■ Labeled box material
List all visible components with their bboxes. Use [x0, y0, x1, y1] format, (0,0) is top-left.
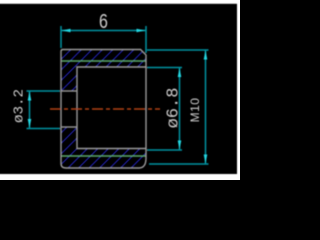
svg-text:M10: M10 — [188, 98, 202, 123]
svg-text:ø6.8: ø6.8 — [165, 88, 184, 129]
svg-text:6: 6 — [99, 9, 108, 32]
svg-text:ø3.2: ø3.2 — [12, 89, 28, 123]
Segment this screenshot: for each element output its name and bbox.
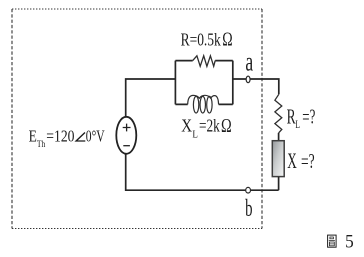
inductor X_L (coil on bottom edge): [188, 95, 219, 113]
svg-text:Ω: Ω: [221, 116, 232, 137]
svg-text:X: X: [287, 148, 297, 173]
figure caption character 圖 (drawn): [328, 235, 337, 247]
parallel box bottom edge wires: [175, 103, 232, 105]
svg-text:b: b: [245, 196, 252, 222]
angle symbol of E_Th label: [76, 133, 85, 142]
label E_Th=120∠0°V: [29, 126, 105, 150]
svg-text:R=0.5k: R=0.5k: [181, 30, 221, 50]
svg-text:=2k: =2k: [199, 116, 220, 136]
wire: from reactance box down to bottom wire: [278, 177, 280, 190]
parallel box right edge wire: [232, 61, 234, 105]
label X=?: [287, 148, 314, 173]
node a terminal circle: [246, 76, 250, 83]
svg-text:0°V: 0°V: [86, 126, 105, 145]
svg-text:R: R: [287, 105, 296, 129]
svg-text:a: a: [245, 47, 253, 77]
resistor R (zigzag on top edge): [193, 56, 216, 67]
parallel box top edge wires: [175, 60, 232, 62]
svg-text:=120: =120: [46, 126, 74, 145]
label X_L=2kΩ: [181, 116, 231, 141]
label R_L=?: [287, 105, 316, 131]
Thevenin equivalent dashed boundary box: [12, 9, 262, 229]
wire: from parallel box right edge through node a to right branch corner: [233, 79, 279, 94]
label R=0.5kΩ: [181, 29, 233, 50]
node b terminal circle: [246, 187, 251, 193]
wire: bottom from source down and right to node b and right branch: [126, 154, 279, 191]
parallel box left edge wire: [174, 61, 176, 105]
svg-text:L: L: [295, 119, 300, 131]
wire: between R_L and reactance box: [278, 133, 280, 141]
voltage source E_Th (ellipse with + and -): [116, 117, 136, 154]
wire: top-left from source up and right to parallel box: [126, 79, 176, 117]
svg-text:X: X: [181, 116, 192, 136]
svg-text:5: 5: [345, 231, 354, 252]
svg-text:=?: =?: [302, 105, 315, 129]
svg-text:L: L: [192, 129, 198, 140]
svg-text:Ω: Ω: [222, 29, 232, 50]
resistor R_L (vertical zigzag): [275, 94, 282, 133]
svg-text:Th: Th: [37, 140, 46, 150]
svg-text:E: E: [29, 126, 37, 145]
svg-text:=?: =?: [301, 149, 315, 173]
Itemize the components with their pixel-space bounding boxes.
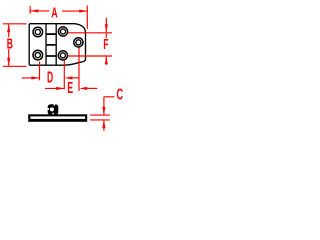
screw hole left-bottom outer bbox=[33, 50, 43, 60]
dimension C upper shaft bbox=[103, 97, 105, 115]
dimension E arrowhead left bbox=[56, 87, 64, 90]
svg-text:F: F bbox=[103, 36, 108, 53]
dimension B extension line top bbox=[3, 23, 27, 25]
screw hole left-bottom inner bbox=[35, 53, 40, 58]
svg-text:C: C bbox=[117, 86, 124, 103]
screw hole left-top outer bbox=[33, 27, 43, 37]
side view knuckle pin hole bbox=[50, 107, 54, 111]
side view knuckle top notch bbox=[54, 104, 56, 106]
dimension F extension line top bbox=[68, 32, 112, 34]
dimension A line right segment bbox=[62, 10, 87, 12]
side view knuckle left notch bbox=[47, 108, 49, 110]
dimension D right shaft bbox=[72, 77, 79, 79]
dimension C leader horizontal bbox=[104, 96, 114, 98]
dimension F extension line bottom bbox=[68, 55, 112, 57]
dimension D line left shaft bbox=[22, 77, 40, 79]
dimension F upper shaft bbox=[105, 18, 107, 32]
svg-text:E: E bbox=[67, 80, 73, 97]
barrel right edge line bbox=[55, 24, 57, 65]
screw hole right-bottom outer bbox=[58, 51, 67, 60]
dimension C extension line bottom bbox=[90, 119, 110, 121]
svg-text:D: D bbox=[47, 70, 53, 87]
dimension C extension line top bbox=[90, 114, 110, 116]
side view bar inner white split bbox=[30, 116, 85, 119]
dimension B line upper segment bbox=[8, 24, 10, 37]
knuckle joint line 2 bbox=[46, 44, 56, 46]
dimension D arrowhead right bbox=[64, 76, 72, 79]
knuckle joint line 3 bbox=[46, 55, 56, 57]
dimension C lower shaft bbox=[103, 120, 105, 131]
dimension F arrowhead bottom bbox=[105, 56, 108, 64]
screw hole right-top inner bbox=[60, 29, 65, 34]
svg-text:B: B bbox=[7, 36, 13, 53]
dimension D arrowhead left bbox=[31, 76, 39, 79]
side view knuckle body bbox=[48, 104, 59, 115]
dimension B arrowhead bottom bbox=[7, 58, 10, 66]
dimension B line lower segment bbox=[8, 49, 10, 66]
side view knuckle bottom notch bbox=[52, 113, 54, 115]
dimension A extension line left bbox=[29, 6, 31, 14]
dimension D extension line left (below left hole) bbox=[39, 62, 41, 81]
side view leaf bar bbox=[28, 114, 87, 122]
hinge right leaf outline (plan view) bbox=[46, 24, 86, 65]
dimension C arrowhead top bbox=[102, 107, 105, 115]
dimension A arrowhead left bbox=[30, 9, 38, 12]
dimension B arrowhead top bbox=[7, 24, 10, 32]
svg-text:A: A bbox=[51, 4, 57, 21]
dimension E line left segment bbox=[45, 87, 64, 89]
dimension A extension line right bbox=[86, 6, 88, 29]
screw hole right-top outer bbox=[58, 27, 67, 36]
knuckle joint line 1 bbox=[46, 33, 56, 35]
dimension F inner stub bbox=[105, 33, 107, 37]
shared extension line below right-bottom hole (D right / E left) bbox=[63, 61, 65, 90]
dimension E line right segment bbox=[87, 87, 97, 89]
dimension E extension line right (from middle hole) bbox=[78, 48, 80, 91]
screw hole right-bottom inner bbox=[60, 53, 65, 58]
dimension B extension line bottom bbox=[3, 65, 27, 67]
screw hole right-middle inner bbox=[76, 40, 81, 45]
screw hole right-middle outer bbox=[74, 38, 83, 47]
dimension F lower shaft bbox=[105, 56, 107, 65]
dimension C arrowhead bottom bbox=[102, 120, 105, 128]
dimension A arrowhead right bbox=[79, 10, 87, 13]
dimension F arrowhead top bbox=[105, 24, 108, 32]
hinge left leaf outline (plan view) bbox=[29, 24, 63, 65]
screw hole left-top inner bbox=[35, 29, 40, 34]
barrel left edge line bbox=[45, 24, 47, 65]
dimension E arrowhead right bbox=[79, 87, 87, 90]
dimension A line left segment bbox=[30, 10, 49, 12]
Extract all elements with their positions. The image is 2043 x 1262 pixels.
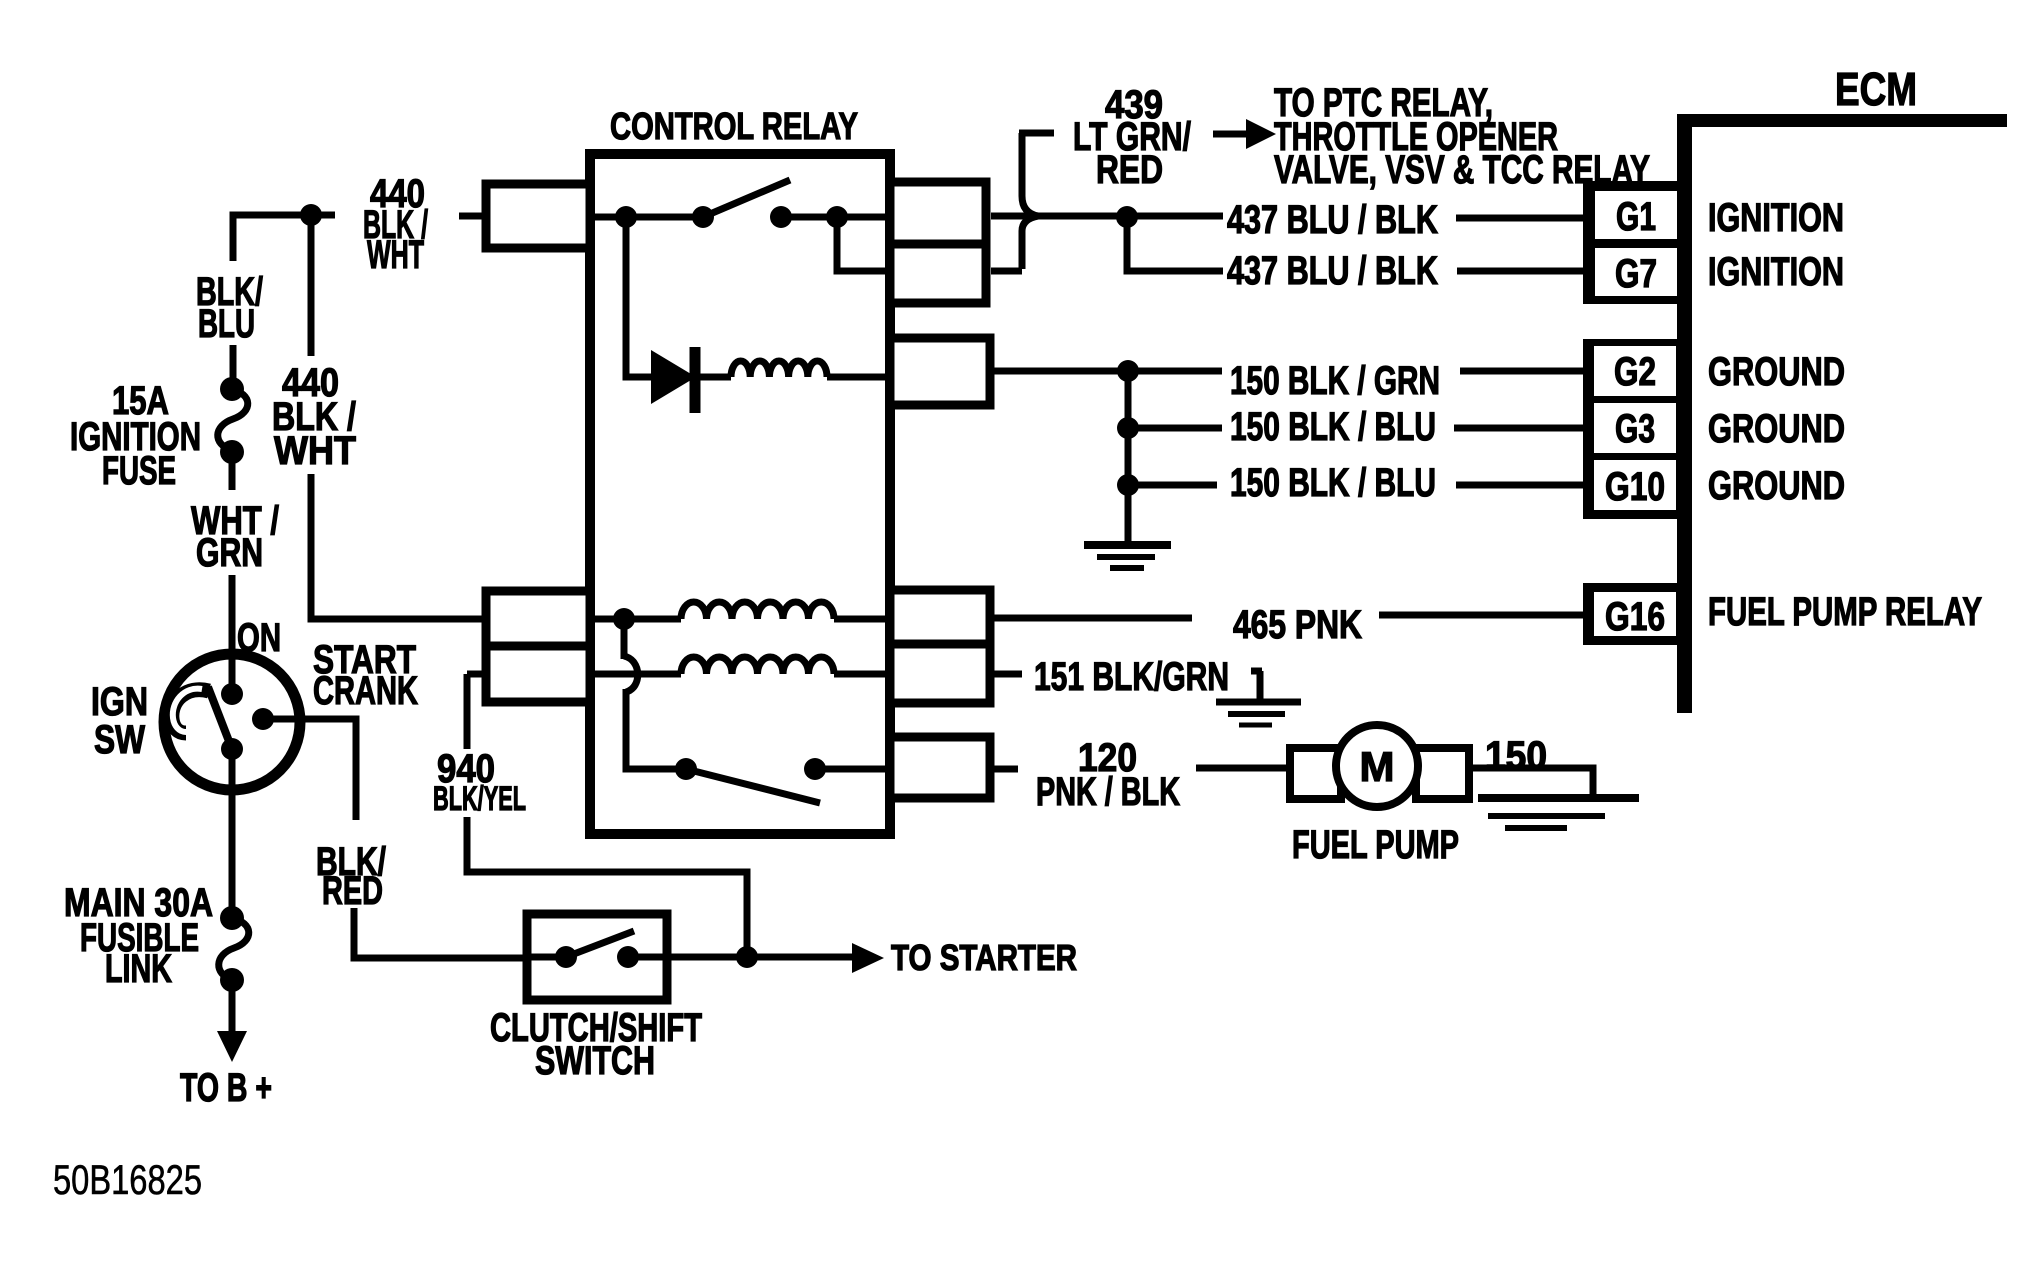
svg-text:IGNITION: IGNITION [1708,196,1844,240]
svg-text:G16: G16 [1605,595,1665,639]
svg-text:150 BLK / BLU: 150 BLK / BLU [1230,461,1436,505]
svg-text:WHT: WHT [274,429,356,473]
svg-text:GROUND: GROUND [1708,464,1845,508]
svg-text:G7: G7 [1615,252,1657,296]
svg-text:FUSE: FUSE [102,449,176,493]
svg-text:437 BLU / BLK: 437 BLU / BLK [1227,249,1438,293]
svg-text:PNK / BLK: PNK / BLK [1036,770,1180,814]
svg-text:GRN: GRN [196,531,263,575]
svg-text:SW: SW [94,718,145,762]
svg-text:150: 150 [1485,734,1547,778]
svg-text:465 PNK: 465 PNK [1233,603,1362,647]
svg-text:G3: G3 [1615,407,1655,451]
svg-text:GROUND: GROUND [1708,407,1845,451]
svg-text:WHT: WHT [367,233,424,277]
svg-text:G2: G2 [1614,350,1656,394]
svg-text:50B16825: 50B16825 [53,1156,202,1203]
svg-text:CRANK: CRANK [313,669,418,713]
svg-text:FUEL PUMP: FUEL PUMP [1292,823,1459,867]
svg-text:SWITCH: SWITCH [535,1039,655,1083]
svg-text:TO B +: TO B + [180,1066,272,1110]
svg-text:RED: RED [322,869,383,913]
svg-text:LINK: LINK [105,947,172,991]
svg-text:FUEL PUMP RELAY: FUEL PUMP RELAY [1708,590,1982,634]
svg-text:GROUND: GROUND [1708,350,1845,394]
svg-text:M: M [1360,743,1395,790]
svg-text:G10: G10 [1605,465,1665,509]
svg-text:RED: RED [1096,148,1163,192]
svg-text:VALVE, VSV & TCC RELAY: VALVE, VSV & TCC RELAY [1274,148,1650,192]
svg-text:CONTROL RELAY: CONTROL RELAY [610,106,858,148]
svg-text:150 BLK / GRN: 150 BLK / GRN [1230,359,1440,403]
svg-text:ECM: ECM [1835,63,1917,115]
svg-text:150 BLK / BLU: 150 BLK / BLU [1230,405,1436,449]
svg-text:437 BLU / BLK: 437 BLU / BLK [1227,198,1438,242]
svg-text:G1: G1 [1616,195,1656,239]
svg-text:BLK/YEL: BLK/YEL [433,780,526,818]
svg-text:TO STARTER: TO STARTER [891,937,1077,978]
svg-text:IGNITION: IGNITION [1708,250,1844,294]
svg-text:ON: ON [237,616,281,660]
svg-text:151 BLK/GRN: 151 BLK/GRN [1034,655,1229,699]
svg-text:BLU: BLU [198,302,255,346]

■ Task requirements
Reproduce the lines of the material verbatim, beginning with the line that contains "svg-text:IGNITION: IGNITION [1708,196,1844,240]" and continuing through the line that contains "svg-text:BLK/YEL: BLK/YEL [433,780,526,818]", including both of those lines.

■ Task response
svg-text:IGNITION: IGNITION [1708,196,1844,240]
svg-text:G16: G16 [1605,595,1665,639]
svg-text:150 BLK / BLU: 150 BLK / BLU [1230,461,1436,505]
svg-text:WHT: WHT [274,429,356,473]
svg-text:GROUND: GROUND [1708,464,1845,508]
svg-text:G7: G7 [1615,252,1657,296]
svg-text:FUSE: FUSE [102,449,176,493]
svg-text:437 BLU / BLK: 437 BLU / BLK [1227,249,1438,293]
svg-text:PNK / BLK: PNK / BLK [1036,770,1180,814]
svg-text:GRN: GRN [196,531,263,575]
svg-text:SW: SW [94,718,145,762]
svg-text:150: 150 [1485,734,1547,778]
svg-text:465 PNK: 465 PNK [1233,603,1362,647]
svg-text:G3: G3 [1615,407,1655,451]
svg-text:GROUND: GROUND [1708,407,1845,451]
svg-text:WHT: WHT [367,233,424,277]
svg-text:G2: G2 [1614,350,1656,394]
svg-text:50B16825: 50B16825 [53,1156,202,1203]
svg-text:CRANK: CRANK [313,669,418,713]
svg-text:FUEL PUMP: FUEL PUMP [1292,823,1459,867]
svg-text:SWITCH: SWITCH [535,1039,655,1083]
svg-text:TO B +: TO B + [180,1066,272,1110]
svg-text:RED: RED [322,869,383,913]
svg-text:LINK: LINK [105,947,172,991]
svg-text:FUEL PUMP RELAY: FUEL PUMP RELAY [1708,590,1982,634]
svg-text:GROUND: GROUND [1708,350,1845,394]
svg-text:M: M [1360,743,1395,790]
svg-text:G10: G10 [1605,465,1665,509]
svg-text:RED: RED [1096,148,1163,192]
svg-text:VALVE, VSV & TCC RELAY: VALVE, VSV & TCC RELAY [1274,148,1650,192]
svg-text:CONTROL RELAY: CONTROL RELAY [610,106,858,148]
svg-text:150 BLK / GRN: 150 BLK / GRN [1230,359,1440,403]
svg-text:ECM: ECM [1835,63,1917,115]
svg-text:150 BLK / BLU: 150 BLK / BLU [1230,405,1436,449]
svg-text:437 BLU / BLK: 437 BLU / BLK [1227,198,1438,242]
svg-text:G1: G1 [1616,195,1656,239]
svg-text:BLK/YEL: BLK/YEL [433,780,526,818]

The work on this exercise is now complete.